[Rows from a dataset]

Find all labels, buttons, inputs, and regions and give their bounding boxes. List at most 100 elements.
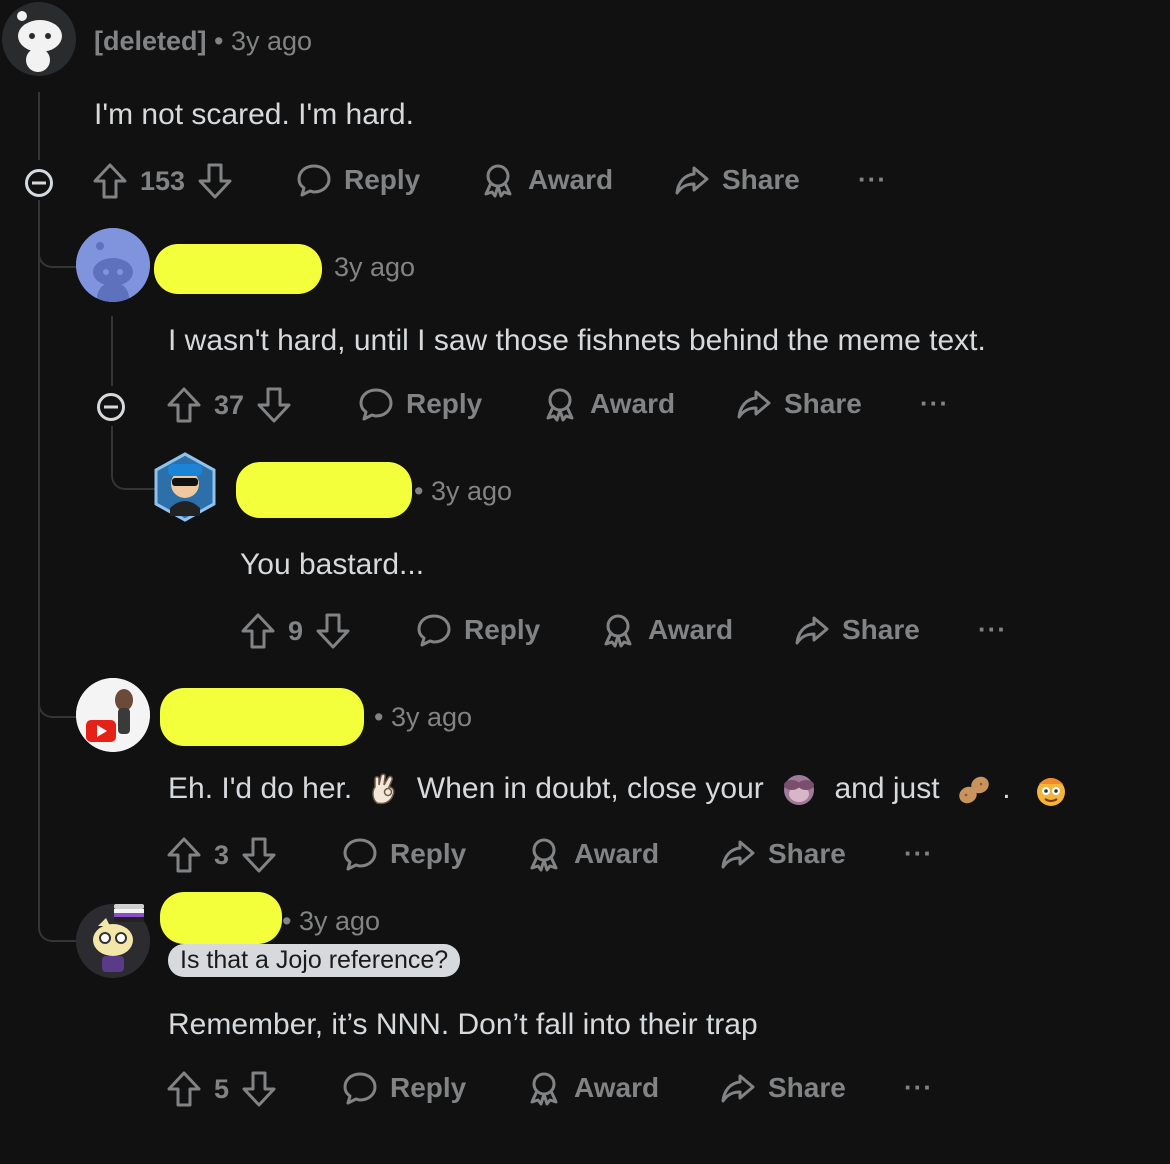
timestamp: 3y ago <box>390 702 473 732</box>
more-options-button[interactable]: ··· <box>920 388 949 419</box>
share-button[interactable]: Share <box>794 612 920 648</box>
snoo-avatar-icon <box>76 228 150 302</box>
upvote-icon[interactable] <box>240 612 276 650</box>
reply-label: Reply <box>406 388 483 419</box>
share-label: Share <box>768 1072 846 1103</box>
timestamp: 3y ago <box>430 476 513 506</box>
thread-elbow <box>38 680 78 718</box>
redacted-username <box>236 462 412 518</box>
youtuber-avatar-icon <box>76 678 150 752</box>
award-button[interactable]: Award <box>480 162 613 198</box>
share-label: Share <box>784 388 862 419</box>
comment-body: You bastard... <box>240 548 425 581</box>
comment-actions: 3 Reply Award Share ··· <box>166 836 966 880</box>
downvote-icon[interactable] <box>256 386 292 424</box>
award-label: Award <box>574 1072 660 1103</box>
upvote-group: 9 <box>240 612 351 650</box>
comment-text-part: and just <box>834 772 940 805</box>
avatar[interactable] <box>76 678 150 752</box>
share-icon <box>721 1074 755 1103</box>
comment-actions: 9 Reply Award Share ··· <box>240 612 1040 656</box>
timestamp: 3y ago <box>298 906 381 936</box>
award-icon <box>546 388 574 422</box>
downvote-icon[interactable] <box>315 612 351 650</box>
reply-label: Reply <box>344 164 421 195</box>
reply-label: Reply <box>464 614 541 645</box>
redacted-username <box>160 688 364 746</box>
avatar[interactable] <box>152 450 218 524</box>
share-icon <box>675 166 709 195</box>
redacted-username <box>160 892 282 944</box>
reply-icon <box>343 1072 377 1105</box>
thread-line <box>38 200 40 900</box>
share-icon <box>795 616 829 645</box>
upvote-icon[interactable] <box>92 162 128 200</box>
upvote-icon[interactable] <box>166 836 202 874</box>
timestamp: 3y ago <box>231 26 313 56</box>
award-label: Award <box>574 838 660 869</box>
award-icon <box>604 614 632 648</box>
share-button[interactable]: Share <box>674 162 800 198</box>
award-icon <box>530 838 558 872</box>
reply-button[interactable]: Reply <box>416 612 540 648</box>
username[interactable]: [deleted] <box>94 26 207 56</box>
reply-button[interactable]: Reply <box>342 836 466 872</box>
reply-icon <box>417 614 451 647</box>
vote-count: 9 <box>288 615 304 646</box>
reply-button[interactable]: Reply <box>342 1070 466 1106</box>
more-options-button[interactable]: ··· <box>904 1072 933 1103</box>
comment-text-part: . <box>1002 772 1011 805</box>
more-options-button[interactable]: ··· <box>978 614 1007 645</box>
share-label: Share <box>768 838 846 869</box>
downvote-icon[interactable] <box>241 836 277 874</box>
comment-meta: • 3y ago <box>414 476 512 507</box>
timestamp: 3y ago <box>334 252 416 282</box>
more-options-button[interactable]: ··· <box>858 164 887 195</box>
downvote-icon[interactable] <box>241 1070 277 1108</box>
vote-count: 5 <box>214 1073 230 1104</box>
meta-separator: • <box>282 906 299 936</box>
upvote-group: 153 <box>92 162 233 200</box>
upvote-icon[interactable] <box>166 1070 202 1108</box>
award-button[interactable]: Award <box>526 1070 659 1106</box>
reply-icon <box>343 838 377 871</box>
upvote-group: 37 <box>166 386 292 424</box>
share-label: Share <box>842 614 920 645</box>
collapse-icon[interactable] <box>24 168 54 198</box>
award-button[interactable]: Award <box>600 612 733 648</box>
award-label: Award <box>528 164 614 195</box>
comment-actions: 153 Reply Award Share ··· <box>92 162 892 206</box>
comment-actions: 5 Reply Award Share ··· <box>166 1070 966 1114</box>
see-no-evil-emoji-icon <box>784 775 815 806</box>
reply-button[interactable]: Reply <box>296 162 420 198</box>
award-icon <box>484 164 512 198</box>
share-button[interactable]: Share <box>720 1070 846 1106</box>
downvote-icon[interactable] <box>197 162 233 200</box>
reply-button[interactable]: Reply <box>358 386 482 422</box>
upvote-icon[interactable] <box>166 386 202 424</box>
award-button[interactable]: Award <box>542 386 675 422</box>
avatar[interactable] <box>2 2 76 76</box>
thread-elbow <box>38 230 78 268</box>
award-button[interactable]: Award <box>526 836 659 872</box>
thread-elbow <box>38 890 78 942</box>
award-label: Award <box>648 614 734 645</box>
thread-line <box>38 92 40 160</box>
meta-separator: • <box>374 702 391 732</box>
share-button[interactable]: Share <box>720 836 846 872</box>
comment-body: I'm not scared. I'm hard. <box>94 98 414 131</box>
comment-actions: 37 Reply Award Share ··· <box>166 386 966 430</box>
award-label: Award <box>590 388 676 419</box>
collapse-icon[interactable] <box>96 392 126 422</box>
comment-meta: • 3y ago <box>374 702 472 733</box>
avatar[interactable] <box>76 228 150 302</box>
redacted-username <box>154 244 322 294</box>
share-icon <box>721 840 755 869</box>
meta-separator: • <box>214 26 231 56</box>
comment-body: I wasn't hard, until I saw those fishnet… <box>168 324 986 357</box>
more-options-button[interactable]: ··· <box>904 838 933 869</box>
comment-body: Eh. I'd do her. When in doubt, close you… <box>168 772 1069 808</box>
vote-count: 37 <box>214 389 245 420</box>
share-button[interactable]: Share <box>736 386 862 422</box>
reply-label: Reply <box>390 1072 467 1103</box>
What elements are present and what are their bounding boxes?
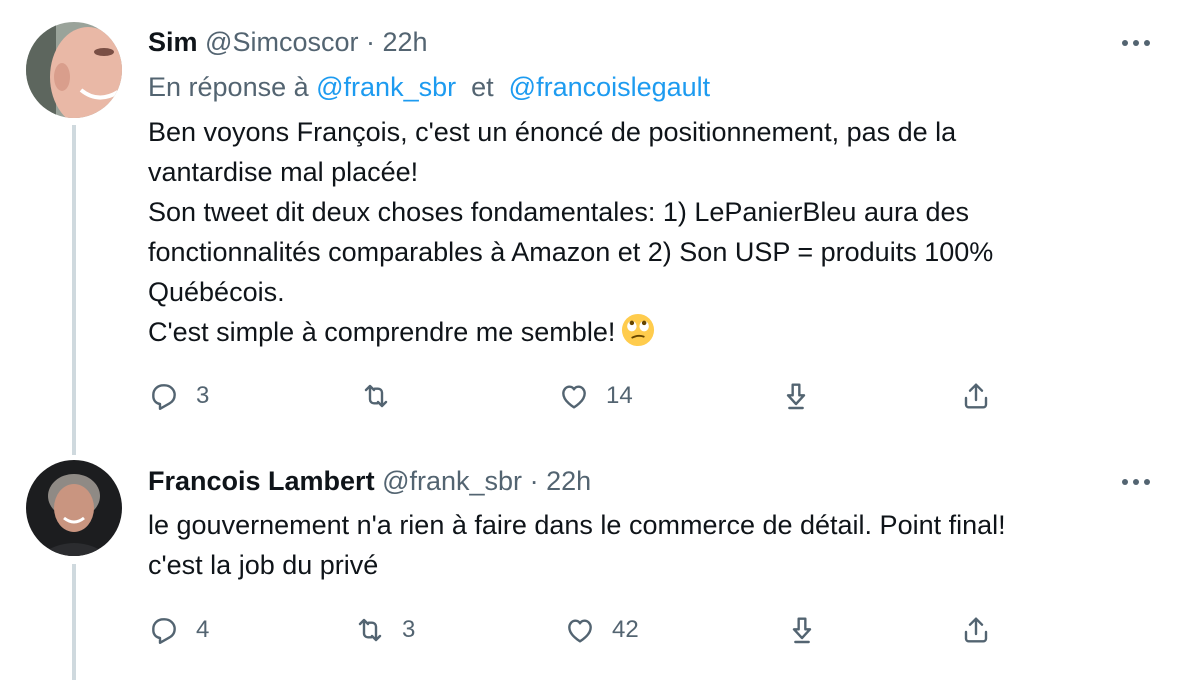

Your task >>
Write out every line of the records above word for word, leaving the pictures out.

Finished answer >>
Find all labels, buttons, inputs, and regions and give their bounding boxes. List at most 100 elements.
timestamp: 3y ago <box>390 702 473 732</box>
more-options-button[interactable]: ··· <box>920 388 949 419</box>
share-button[interactable]: Share <box>794 612 920 648</box>
snoo-avatar-icon <box>76 228 150 302</box>
upvote-icon[interactable] <box>240 612 276 650</box>
reply-label: Reply <box>406 388 483 419</box>
share-label: Share <box>768 1072 846 1103</box>
timestamp: 3y ago <box>430 476 513 506</box>
thread-elbow <box>38 680 78 718</box>
redacted-username <box>236 462 412 518</box>
youtuber-avatar-icon <box>76 678 150 752</box>
award-button[interactable]: Award <box>480 162 613 198</box>
share-label: Share <box>784 388 862 419</box>
comment-body: You bastard... <box>240 548 425 581</box>
comment-actions: 3 Reply Award Share ··· <box>166 836 966 880</box>
downvote-icon[interactable] <box>256 386 292 424</box>
award-label: Award <box>574 1072 660 1103</box>
upvote-group: 9 <box>240 612 351 650</box>
comment-text-part: and just <box>834 772 940 805</box>
avatar[interactable] <box>76 678 150 752</box>
share-icon <box>721 1074 755 1103</box>
comment-actions: 9 Reply Award Share ··· <box>240 612 1040 656</box>
timestamp: 3y ago <box>298 906 381 936</box>
award-icon <box>546 388 574 422</box>
downvote-icon[interactable] <box>315 612 351 650</box>
reply-label: Reply <box>344 164 421 195</box>
reply-label: Reply <box>464 614 541 645</box>
redacted-username <box>160 688 364 746</box>
avatar[interactable] <box>152 450 218 524</box>
share-icon <box>675 166 709 195</box>
redacted-username <box>160 892 282 944</box>
reply-icon <box>343 1072 377 1105</box>
thread-line <box>38 200 40 900</box>
share-icon <box>795 616 829 645</box>
upvote-icon[interactable] <box>92 162 128 200</box>
upvote-icon[interactable] <box>166 836 202 874</box>
timestamp: 3y ago <box>231 26 313 56</box>
award-label: Award <box>574 838 660 869</box>
award-icon <box>604 614 632 648</box>
share-button[interactable]: Share <box>674 162 800 198</box>
award-icon <box>530 838 558 872</box>
reply-button[interactable]: Reply <box>416 612 540 648</box>
username[interactable]: [deleted] <box>94 26 207 56</box>
reply-button[interactable]: Reply <box>342 836 466 872</box>
reply-icon <box>417 614 451 647</box>
vote-count: 9 <box>288 615 304 646</box>
reply-button[interactable]: Reply <box>342 1070 466 1106</box>
more-options-button[interactable]: ··· <box>904 1072 933 1103</box>
comment-text-part: . <box>1002 772 1011 805</box>
more-options-button[interactable]: ··· <box>978 614 1007 645</box>
share-label: Share <box>768 838 846 869</box>
downvote-icon[interactable] <box>241 836 277 874</box>
comment-meta: • 3y ago <box>414 476 512 507</box>
timestamp: 3y ago <box>334 252 416 282</box>
more-options-button[interactable]: ··· <box>858 164 887 195</box>
downvote-icon[interactable] <box>241 1070 277 1108</box>
vote-count: 5 <box>214 1073 230 1104</box>
meta-separator: • <box>282 906 299 936</box>
upvote-group: 153 <box>92 162 233 200</box>
upvote-icon[interactable] <box>166 1070 202 1108</box>
award-button[interactable]: Award <box>526 1070 659 1106</box>
reply-icon <box>343 838 377 871</box>
upvote-group: 37 <box>166 386 292 424</box>
share-label: Share <box>842 614 920 645</box>
collapse-icon[interactable] <box>24 168 54 198</box>
award-button[interactable]: Award <box>600 612 733 648</box>
award-label: Award <box>528 164 614 195</box>
comment-actions: 153 Reply Award Share ··· <box>92 162 892 206</box>
comment-actions: 5 Reply Award Share ··· <box>166 1070 966 1114</box>
see-no-evil-emoji-icon <box>784 775 815 806</box>
reply-button[interactable]: Reply <box>296 162 420 198</box>
award-icon <box>484 164 512 198</box>
share-button[interactable]: Share <box>720 1070 846 1106</box>
downvote-icon[interactable] <box>197 162 233 200</box>
reply-button[interactable]: Reply <box>358 386 482 422</box>
upvote-icon[interactable] <box>166 386 202 424</box>
award-button[interactable]: Award <box>542 386 675 422</box>
avatar[interactable] <box>2 2 76 76</box>
thread-elbow <box>38 230 78 268</box>
award-button[interactable]: Award <box>526 836 659 872</box>
thread-elbow <box>38 890 78 942</box>
award-label: Award <box>648 614 734 645</box>
thread-line <box>38 92 40 160</box>
meta-separator: • <box>374 702 391 732</box>
share-button[interactable]: Share <box>720 836 846 872</box>
comment-body: I'm not scared. I'm hard. <box>94 98 414 131</box>
comment-actions: 37 Reply Award Share ··· <box>166 386 966 430</box>
award-label: Award <box>590 388 676 419</box>
collapse-icon[interactable] <box>96 392 126 422</box>
comment-meta: • 3y ago <box>374 702 472 733</box>
avatar[interactable] <box>76 228 150 302</box>
redacted-username <box>154 244 322 294</box>
share-icon <box>721 840 755 869</box>
meta-separator: • <box>214 26 231 56</box>
comment-body: I wasn't hard, until I saw those fishnet… <box>168 324 986 357</box>
more-options-button[interactable]: ··· <box>904 838 933 869</box>
comment-body: Eh. I'd do her. When in doubt, close you… <box>168 772 1069 808</box>
vote-count: 37 <box>214 389 245 420</box>
share-button[interactable]: Share <box>736 386 862 422</box>
reply-label: Reply <box>390 1072 467 1103</box>
What elements are present and what are their bounding boxes?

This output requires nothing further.